>> START Records for processing

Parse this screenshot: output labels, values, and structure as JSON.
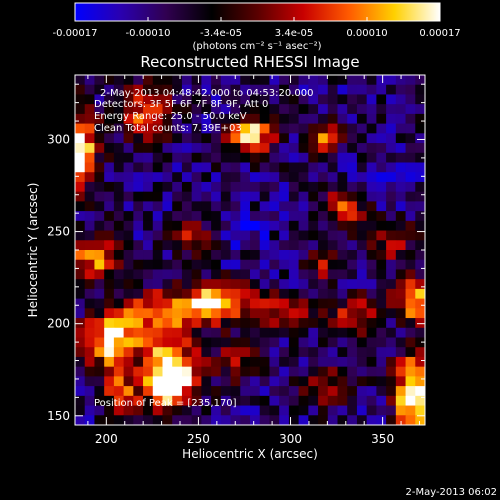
{
  "colorbar": {
    "min": -0.00017,
    "max": 0.00017,
    "tick_labels": [
      "-0.00017",
      "-0.00010",
      "-3.4e-05",
      "3.4e-05",
      "0.00010",
      "0.00017"
    ],
    "unit_label": "(photons cm⁻² s⁻¹ asec⁻²)",
    "colormap": [
      "#0000ff",
      "#2a00b0",
      "#300050",
      "#000000",
      "#5a0000",
      "#c80000",
      "#ff5a00",
      "#ffd000",
      "#ffffff"
    ]
  },
  "chart_data": {
    "type": "heatmap",
    "title": "Reconstructed RHESSI Image",
    "xlabel": "Heliocentric X (arcsec)",
    "ylabel": "Heliocentric Y (arcsec)",
    "xlim": [
      183,
      373
    ],
    "ylim": [
      145,
      335
    ],
    "xticks": [
      200,
      250,
      300,
      350
    ],
    "yticks": [
      150,
      200,
      250,
      300
    ],
    "info_lines": [
      "2-May-2013 04:48:42.000 to 04:53:20.000",
      "Detectors: 3F 5F 6F 7F 8F 9F, Att 0",
      "Energy Range: 25.0 - 50.0 keV",
      "Clean    Total counts: 7.39E+03"
    ],
    "peak_label": "Position of Peak = [235,170]",
    "background_level": -9e-05,
    "sources": [
      {
        "x": 185,
        "y": 295,
        "sx": 7,
        "sy": 14,
        "amp": 0.00027
      },
      {
        "x": 221,
        "y": 315,
        "sx": 9,
        "sy": 10,
        "amp": 0.00018
      },
      {
        "x": 278,
        "y": 303,
        "sx": 9,
        "sy": 7,
        "amp": 0.00026
      },
      {
        "x": 193,
        "y": 235,
        "sx": 10,
        "sy": 9,
        "amp": 0.00018
      },
      {
        "x": 318,
        "y": 300,
        "sx": 6,
        "sy": 6,
        "amp": 0.00017
      },
      {
        "x": 330,
        "y": 263,
        "sx": 8,
        "sy": 7,
        "amp": 0.00016
      },
      {
        "x": 248,
        "y": 247,
        "sx": 7,
        "sy": 6,
        "amp": 0.00014
      },
      {
        "x": 262,
        "y": 212,
        "sx": 14,
        "sy": 7,
        "amp": 0.00022
      },
      {
        "x": 232,
        "y": 206,
        "sx": 16,
        "sy": 8,
        "amp": 0.0002
      },
      {
        "x": 300,
        "y": 206,
        "sx": 10,
        "sy": 6,
        "amp": 0.00016
      },
      {
        "x": 335,
        "y": 205,
        "sx": 8,
        "sy": 7,
        "amp": 0.00016
      },
      {
        "x": 368,
        "y": 213,
        "sx": 8,
        "sy": 8,
        "amp": 0.00022
      },
      {
        "x": 203,
        "y": 190,
        "sx": 11,
        "sy": 10,
        "amp": 0.00026
      },
      {
        "x": 235,
        "y": 172,
        "sx": 10,
        "sy": 13,
        "amp": 0.00034
      },
      {
        "x": 208,
        "y": 162,
        "sx": 7,
        "sy": 7,
        "amp": 0.00018
      },
      {
        "x": 367,
        "y": 162,
        "sx": 7,
        "sy": 14,
        "amp": 0.00031
      },
      {
        "x": 270,
        "y": 180,
        "sx": 8,
        "sy": 7,
        "amp": 0.00012
      },
      {
        "x": 320,
        "y": 165,
        "sx": 9,
        "sy": 7,
        "amp": 0.00013
      },
      {
        "x": 318,
        "y": 232,
        "sx": 7,
        "sy": 7,
        "amp": 0.00011
      },
      {
        "x": 355,
        "y": 245,
        "sx": 8,
        "sy": 8,
        "amp": 0.00012
      },
      {
        "x": 272,
        "y": 250,
        "sx": 8,
        "sy": 6,
        "amp": -9e-05
      },
      {
        "x": 352,
        "y": 280,
        "sx": 8,
        "sy": 8,
        "amp": -6e-05
      }
    ]
  },
  "footer": {
    "timestamp": "2-May-2013 06:02"
  }
}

>> END Records for processing

To do: Restate each entry word for word, please, but drop any images it holds.

Output:
Parse this screenshot: output labels, values, and structure as JSON.
{
  "colorbar": {
    "min": -0.00017,
    "max": 0.00017,
    "tick_labels": [
      "-0.00017",
      "-0.00010",
      "-3.4e-05",
      "3.4e-05",
      "0.00010",
      "0.00017"
    ],
    "unit_label": "(photons cm⁻² s⁻¹ asec⁻²)",
    "colormap": [
      "#0000ff",
      "#2a00b0",
      "#300050",
      "#000000",
      "#5a0000",
      "#c80000",
      "#ff5a00",
      "#ffd000",
      "#ffffff"
    ]
  },
  "chart_data": {
    "type": "heatmap",
    "title": "Reconstructed RHESSI Image",
    "xlabel": "Heliocentric X (arcsec)",
    "ylabel": "Heliocentric Y (arcsec)",
    "xlim": [
      183,
      373
    ],
    "ylim": [
      145,
      335
    ],
    "xticks": [
      200,
      250,
      300,
      350
    ],
    "yticks": [
      150,
      200,
      250,
      300
    ],
    "info_lines": [
      "2-May-2013 04:48:42.000 to 04:53:20.000",
      "Detectors: 3F 5F 6F 7F 8F 9F, Att 0",
      "Energy Range: 25.0 - 50.0 keV",
      "Clean    Total counts: 7.39E+03"
    ],
    "peak_label": "Position of Peak = [235,170]",
    "background_level": -9e-05,
    "sources": [
      {
        "x": 185,
        "y": 295,
        "sx": 7,
        "sy": 14,
        "amp": 0.00027
      },
      {
        "x": 221,
        "y": 315,
        "sx": 9,
        "sy": 10,
        "amp": 0.00018
      },
      {
        "x": 278,
        "y": 303,
        "sx": 9,
        "sy": 7,
        "amp": 0.00026
      },
      {
        "x": 193,
        "y": 235,
        "sx": 10,
        "sy": 9,
        "amp": 0.00018
      },
      {
        "x": 318,
        "y": 300,
        "sx": 6,
        "sy": 6,
        "amp": 0.00017
      },
      {
        "x": 330,
        "y": 263,
        "sx": 8,
        "sy": 7,
        "amp": 0.00016
      },
      {
        "x": 248,
        "y": 247,
        "sx": 7,
        "sy": 6,
        "amp": 0.00014
      },
      {
        "x": 262,
        "y": 212,
        "sx": 14,
        "sy": 7,
        "amp": 0.00022
      },
      {
        "x": 232,
        "y": 206,
        "sx": 16,
        "sy": 8,
        "amp": 0.0002
      },
      {
        "x": 300,
        "y": 206,
        "sx": 10,
        "sy": 6,
        "amp": 0.00016
      },
      {
        "x": 335,
        "y": 205,
        "sx": 8,
        "sy": 7,
        "amp": 0.00016
      },
      {
        "x": 368,
        "y": 213,
        "sx": 8,
        "sy": 8,
        "amp": 0.00022
      },
      {
        "x": 203,
        "y": 190,
        "sx": 11,
        "sy": 10,
        "amp": 0.00026
      },
      {
        "x": 235,
        "y": 172,
        "sx": 10,
        "sy": 13,
        "amp": 0.00034
      },
      {
        "x": 208,
        "y": 162,
        "sx": 7,
        "sy": 7,
        "amp": 0.00018
      },
      {
        "x": 367,
        "y": 162,
        "sx": 7,
        "sy": 14,
        "amp": 0.00031
      },
      {
        "x": 270,
        "y": 180,
        "sx": 8,
        "sy": 7,
        "amp": 0.00012
      },
      {
        "x": 320,
        "y": 165,
        "sx": 9,
        "sy": 7,
        "amp": 0.00013
      },
      {
        "x": 318,
        "y": 232,
        "sx": 7,
        "sy": 7,
        "amp": 0.00011
      },
      {
        "x": 355,
        "y": 245,
        "sx": 8,
        "sy": 8,
        "amp": 0.00012
      },
      {
        "x": 272,
        "y": 250,
        "sx": 8,
        "sy": 6,
        "amp": -9e-05
      },
      {
        "x": 352,
        "y": 280,
        "sx": 8,
        "sy": 8,
        "amp": -6e-05
      }
    ]
  },
  "footer": {
    "timestamp": "2-May-2013 06:02"
  }
}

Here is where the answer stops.